## PROBLEM TO WORK ON:
In the listing below, locate the lines bearing the word "Figure". Copy every one of them.

## ENTRIES PROVIDED:
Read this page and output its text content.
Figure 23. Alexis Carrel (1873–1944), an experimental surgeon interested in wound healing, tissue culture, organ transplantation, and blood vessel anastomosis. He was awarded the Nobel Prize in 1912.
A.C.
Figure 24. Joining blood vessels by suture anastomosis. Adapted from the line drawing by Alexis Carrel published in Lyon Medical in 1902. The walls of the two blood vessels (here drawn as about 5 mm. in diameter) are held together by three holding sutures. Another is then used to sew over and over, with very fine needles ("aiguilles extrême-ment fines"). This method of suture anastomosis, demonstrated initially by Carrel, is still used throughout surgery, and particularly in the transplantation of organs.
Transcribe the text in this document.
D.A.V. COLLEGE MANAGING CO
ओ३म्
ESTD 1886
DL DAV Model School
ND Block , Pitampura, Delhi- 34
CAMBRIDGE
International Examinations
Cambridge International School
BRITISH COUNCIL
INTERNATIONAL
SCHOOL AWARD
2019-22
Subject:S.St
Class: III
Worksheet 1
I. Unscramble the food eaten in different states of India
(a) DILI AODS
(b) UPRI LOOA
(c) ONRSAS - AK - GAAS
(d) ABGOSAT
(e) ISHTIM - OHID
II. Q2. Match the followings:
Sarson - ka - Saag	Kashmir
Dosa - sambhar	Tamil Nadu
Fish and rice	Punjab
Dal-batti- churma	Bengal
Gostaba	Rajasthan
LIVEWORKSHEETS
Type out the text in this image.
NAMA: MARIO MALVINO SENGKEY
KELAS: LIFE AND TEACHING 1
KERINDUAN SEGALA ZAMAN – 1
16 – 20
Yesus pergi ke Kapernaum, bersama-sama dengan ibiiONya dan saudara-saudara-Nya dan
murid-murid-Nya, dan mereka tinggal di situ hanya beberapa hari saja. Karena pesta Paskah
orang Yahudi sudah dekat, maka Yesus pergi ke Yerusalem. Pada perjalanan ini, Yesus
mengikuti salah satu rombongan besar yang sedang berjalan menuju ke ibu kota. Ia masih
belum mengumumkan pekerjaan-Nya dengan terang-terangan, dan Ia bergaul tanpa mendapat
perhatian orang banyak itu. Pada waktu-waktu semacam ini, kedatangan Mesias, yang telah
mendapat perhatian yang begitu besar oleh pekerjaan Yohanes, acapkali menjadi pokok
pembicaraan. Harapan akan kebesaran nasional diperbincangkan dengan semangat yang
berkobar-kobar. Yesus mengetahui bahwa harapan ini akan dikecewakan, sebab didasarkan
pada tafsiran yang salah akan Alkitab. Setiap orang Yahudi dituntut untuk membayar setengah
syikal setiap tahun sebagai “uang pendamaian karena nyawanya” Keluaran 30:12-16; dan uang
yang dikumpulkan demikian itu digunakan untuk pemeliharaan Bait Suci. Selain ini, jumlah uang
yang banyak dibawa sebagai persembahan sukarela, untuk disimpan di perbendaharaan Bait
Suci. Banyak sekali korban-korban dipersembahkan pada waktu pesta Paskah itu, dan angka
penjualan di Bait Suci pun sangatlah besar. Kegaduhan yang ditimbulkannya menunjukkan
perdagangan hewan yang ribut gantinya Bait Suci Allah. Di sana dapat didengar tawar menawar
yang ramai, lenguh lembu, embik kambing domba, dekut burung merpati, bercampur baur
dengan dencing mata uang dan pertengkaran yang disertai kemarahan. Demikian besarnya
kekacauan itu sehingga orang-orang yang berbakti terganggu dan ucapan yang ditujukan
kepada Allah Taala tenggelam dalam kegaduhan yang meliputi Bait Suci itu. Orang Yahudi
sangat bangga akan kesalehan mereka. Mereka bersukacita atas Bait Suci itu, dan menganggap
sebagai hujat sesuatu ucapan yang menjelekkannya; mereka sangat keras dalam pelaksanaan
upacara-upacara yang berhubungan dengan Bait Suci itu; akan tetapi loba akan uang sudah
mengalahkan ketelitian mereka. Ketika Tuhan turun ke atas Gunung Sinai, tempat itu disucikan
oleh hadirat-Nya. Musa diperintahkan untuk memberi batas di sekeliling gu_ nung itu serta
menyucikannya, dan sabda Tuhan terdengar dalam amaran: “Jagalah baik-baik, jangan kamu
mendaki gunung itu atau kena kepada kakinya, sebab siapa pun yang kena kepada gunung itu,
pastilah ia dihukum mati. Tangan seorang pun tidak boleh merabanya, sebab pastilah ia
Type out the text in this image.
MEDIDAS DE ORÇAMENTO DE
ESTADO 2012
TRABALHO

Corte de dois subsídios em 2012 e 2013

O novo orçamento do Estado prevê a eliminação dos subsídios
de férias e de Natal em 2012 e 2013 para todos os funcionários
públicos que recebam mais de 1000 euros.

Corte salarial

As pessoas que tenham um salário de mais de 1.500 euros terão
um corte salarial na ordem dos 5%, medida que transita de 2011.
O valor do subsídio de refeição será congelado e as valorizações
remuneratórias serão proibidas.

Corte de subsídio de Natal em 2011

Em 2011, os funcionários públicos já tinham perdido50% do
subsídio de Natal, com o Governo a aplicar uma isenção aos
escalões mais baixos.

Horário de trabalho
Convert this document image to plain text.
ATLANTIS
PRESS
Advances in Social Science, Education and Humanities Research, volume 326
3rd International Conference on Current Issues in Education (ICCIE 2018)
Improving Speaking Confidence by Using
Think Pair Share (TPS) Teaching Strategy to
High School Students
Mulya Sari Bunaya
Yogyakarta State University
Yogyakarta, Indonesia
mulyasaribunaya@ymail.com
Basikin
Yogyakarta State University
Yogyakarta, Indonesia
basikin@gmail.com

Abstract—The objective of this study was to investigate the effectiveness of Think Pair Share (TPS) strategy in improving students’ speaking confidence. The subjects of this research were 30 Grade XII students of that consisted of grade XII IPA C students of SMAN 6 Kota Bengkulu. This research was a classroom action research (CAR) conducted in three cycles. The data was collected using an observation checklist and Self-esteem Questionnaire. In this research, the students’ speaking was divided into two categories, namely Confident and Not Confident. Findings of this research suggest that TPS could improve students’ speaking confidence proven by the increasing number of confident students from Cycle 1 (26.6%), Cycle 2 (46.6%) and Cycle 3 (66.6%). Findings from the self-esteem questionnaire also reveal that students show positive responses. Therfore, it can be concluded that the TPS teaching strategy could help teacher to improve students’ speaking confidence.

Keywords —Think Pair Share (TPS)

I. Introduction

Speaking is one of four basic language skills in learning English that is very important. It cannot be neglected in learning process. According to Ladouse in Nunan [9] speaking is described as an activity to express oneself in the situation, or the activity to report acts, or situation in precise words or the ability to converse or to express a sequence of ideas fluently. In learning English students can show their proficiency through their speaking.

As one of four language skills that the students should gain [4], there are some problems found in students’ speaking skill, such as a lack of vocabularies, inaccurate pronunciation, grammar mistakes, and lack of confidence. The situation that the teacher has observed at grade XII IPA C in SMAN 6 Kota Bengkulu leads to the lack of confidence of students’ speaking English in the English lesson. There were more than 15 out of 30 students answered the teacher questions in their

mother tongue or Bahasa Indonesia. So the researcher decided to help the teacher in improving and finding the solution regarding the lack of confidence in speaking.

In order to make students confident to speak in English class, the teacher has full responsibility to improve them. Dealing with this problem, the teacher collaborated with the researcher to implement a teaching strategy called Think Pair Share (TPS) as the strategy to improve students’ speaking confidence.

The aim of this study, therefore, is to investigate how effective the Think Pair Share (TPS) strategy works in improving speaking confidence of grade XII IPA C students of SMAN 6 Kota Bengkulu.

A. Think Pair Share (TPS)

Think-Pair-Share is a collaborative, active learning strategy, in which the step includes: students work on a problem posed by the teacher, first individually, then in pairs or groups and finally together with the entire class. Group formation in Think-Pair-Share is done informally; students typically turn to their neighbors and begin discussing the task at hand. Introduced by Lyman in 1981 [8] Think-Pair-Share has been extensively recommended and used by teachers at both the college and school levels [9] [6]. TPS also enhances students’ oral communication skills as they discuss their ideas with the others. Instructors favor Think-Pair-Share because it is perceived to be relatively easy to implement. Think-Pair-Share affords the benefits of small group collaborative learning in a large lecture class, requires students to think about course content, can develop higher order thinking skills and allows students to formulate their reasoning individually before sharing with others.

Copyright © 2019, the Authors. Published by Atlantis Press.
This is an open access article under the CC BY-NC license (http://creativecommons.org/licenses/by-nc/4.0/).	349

## COMPLETED EXERCISE:
Figure 23. Alexis Carrel (1873–1944), an experimental surgeon interested in wound healing, tissue culture, organ transplantation, and blood vessel anastomosis. He was awarded the Nobel Prize in 1912.
Figure 24. Joining blood vessels by suture anastomosis. Adapted from the line drawing by Alexis Carrel published in Lyon Medical in 1902. The walls of the two blood vessels (here drawn as about 5 mm. in diameter) are held together by three holding sutures. Another is then used to sew over and over, with very fine needles ("aiguilles extrême-ment fines"). This method of suture anastomosis, demonstrated initially by Carrel, is still used throughout surgery, and particularly in the transplantation of organs.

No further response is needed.